- PROBLEM DETAILS
Give an exact copy of every line, leaving images out.

- MATERIAL PROVIDED
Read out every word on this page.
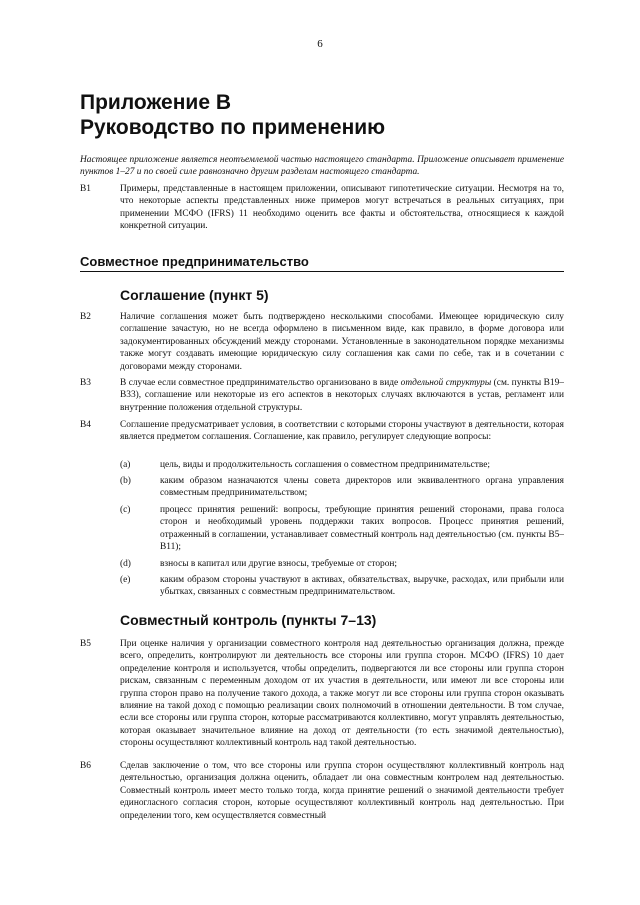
6
Приложение В
Руководство по применению

Настоящее приложение является неотъемлемой частью настоящего стандарта. Приложение описывает применение пунктов 1–27 и по своей силе равнозначно другим разделам настоящего стандарта.

B1	Примеры, представленные в настоящем приложении, описывают гипотетические ситуации. Несмотря на то, что некоторые аспекты представленных ниже примеров могут встречаться в реальных ситуациях, при применении МСФО (IFRS) 11 необходимо оценить все факты и обстоятельства, относящиеся к каждой конкретной ситуации.
Совместное предпринимательство
Соглашение (пункт 5)
B2	Наличие соглашения может быть подтверждено несколькими способами. Имеющее юридическую силу соглашение зачастую, но не всегда оформлено в письменном виде, как правило, в форме договора или задокументированных обсуждений между сторонами. Установленные в законодательном порядке механизмы также могут создавать имеющие юридическую силу соглашения как сами по себе, так и в сочетании с договорами между сторонами.
B3	В случае если совместное предпринимательство организовано в виде отдельной структуры (см. пункты B19–B33), соглашение или некоторые из его аспектов в некоторых случаях включаются в устав, регламент или внутренние положения отдельной структуры.
B4	Соглашение предусматривает условия, в соответствии с которыми стороны участвуют в деятельности, которая является предметом соглашения. Соглашение, как правило, регулирует следующие вопросы:
(a)	цель, виды и продолжительность соглашения о совместном предпринимательстве;
(b)	каким образом назначаются члены совета директоров или эквивалентного органа управления совместным предпринимательством;
(c)	процесс принятия решений: вопросы, требующие принятия решений сторонами, права голоса сторон и необходимый уровень поддержки таких вопросов. Процесс принятия решений, отраженный в соглашении, устанавливает совместный контроль над деятельностью (см. пункты B5–B11);
(d)	взносы в капитал или другие взносы, требуемые от сторон;
(e)	каким образом стороны участвуют в активах, обязательствах, выручке, расходах, или прибыли или убытках, связанных с совместным предпринимательством.
Совместный контроль (пункты 7–13)
B5	При оценке наличия у организации совместного контроля над деятельностью организация должна, прежде всего, определить, контролируют ли деятельность все стороны или группа сторон. МСФО (IFRS) 10 дает определение контроля и используется, чтобы определить, подвергаются ли все стороны или группа сторон рискам, связанным с переменным доходом от их участия в деятельности, или имеют ли все стороны или группа сторон право на получение такого дохода, а также могут ли все стороны или группа сторон оказывать влияние на такой доход с помощью реализации своих полномочий в отношении деятельности. В том случае, если все стороны или группа сторон, которые рассматриваются коллективно, могут управлять деятельностью, которая оказывает значительное влияние на доход от деятельности (то есть значимой деятельностью), стороны осуществляют коллективный контроль над такой деятельностью.
B6	Сделав заключение о том, что все стороны или группа сторон осуществляют коллективный контроль над деятельностью, организация должна оценить, обладает ли она совместным контролем над деятельностью. Совместный контроль имеет место только тогда, когда принятие решений о значимой деятельности требует единогласного согласия сторон, которые осуществляют коллективный контроль над деятельностью. При определении того, кем осуществляется совместный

- ANSWER TO THE EXERCISE
Read out every word on this page.
6
Приложение В
Руководство по применению

Настоящее приложение является неотъемлемой частью настоящего стандарта. Приложение описывает применение пунктов 1–27 и по своей силе равнозначно другим разделам настоящего стандарта.

B1	Примеры, представленные в настоящем приложении, описывают гипотетические ситуации. Несмотря на то, что некоторые аспекты представленных ниже примеров могут встречаться в реальных ситуациях, при применении МСФО (IFRS) 11 необходимо оценить все факты и обстоятельства, относящиеся к каждой конкретной ситуации.
Совместное предпринимательство
Соглашение (пункт 5)
B2	Наличие соглашения может быть подтверждено несколькими способами. Имеющее юридическую силу соглашение зачастую, но не всегда оформлено в письменном виде, как правило, в форме договора или задокументированных обсуждений между сторонами. Установленные в законодательном порядке механизмы также могут создавать имеющие юридическую силу соглашения как сами по себе, так и в сочетании с договорами между сторонами.
B3	В случае если совместное предпринимательство организовано в виде отдельной структуры (см. пункты B19–B33), соглашение или некоторые из его аспектов в некоторых случаях включаются в устав, регламент или внутренние положения отдельной структуры.
B4	Соглашение предусматривает условия, в соответствии с которыми стороны участвуют в деятельности, которая является предметом соглашения. Соглашение, как правило, регулирует следующие вопросы:
(a)	цель, виды и продолжительность соглашения о совместном предпринимательстве;
(b)	каким образом назначаются члены совета директоров или эквивалентного органа управления совместным предпринимательством;
(c)	процесс принятия решений: вопросы, требующие принятия решений сторонами, права голоса сторон и необходимый уровень поддержки таких вопросов. Процесс принятия решений, отраженный в соглашении, устанавливает совместный контроль над деятельностью (см. пункты B5–B11);
(d)	взносы в капитал или другие взносы, требуемые от сторон;
(e)	каким образом стороны участвуют в активах, обязательствах, выручке, расходах, или прибыли или убытках, связанных с совместным предпринимательством.
Совместный контроль (пункты 7–13)
B5	При оценке наличия у организации совместного контроля над деятельностью организация должна, прежде всего, определить, контролируют ли деятельность все стороны или группа сторон. МСФО (IFRS) 10 дает определение контроля и используется, чтобы определить, подвергаются ли все стороны или группа сторон рискам, связанным с переменным доходом от их участия в деятельности, или имеют ли все стороны или группа сторон право на получение такого дохода, а также могут ли все стороны или группа сторон оказывать влияние на такой доход с помощью реализации своих полномочий в отношении деятельности. В том случае, если все стороны или группа сторон, которые рассматриваются коллективно, могут управлять деятельностью, которая оказывает значительное влияние на доход от деятельности (то есть значимой деятельностью), стороны осуществляют коллективный контроль над такой деятельностью.
B6	Сделав заключение о том, что все стороны или группа сторон осуществляют коллективный контроль над деятельностью, организация должна оценить, обладает ли она совместным контролем над деятельностью. Совместный контроль имеет место только тогда, когда принятие решений о значимой деятельности требует единогласного согласия сторон, которые осуществляют коллективный контроль над деятельностью. При определении того, кем осуществляется совместный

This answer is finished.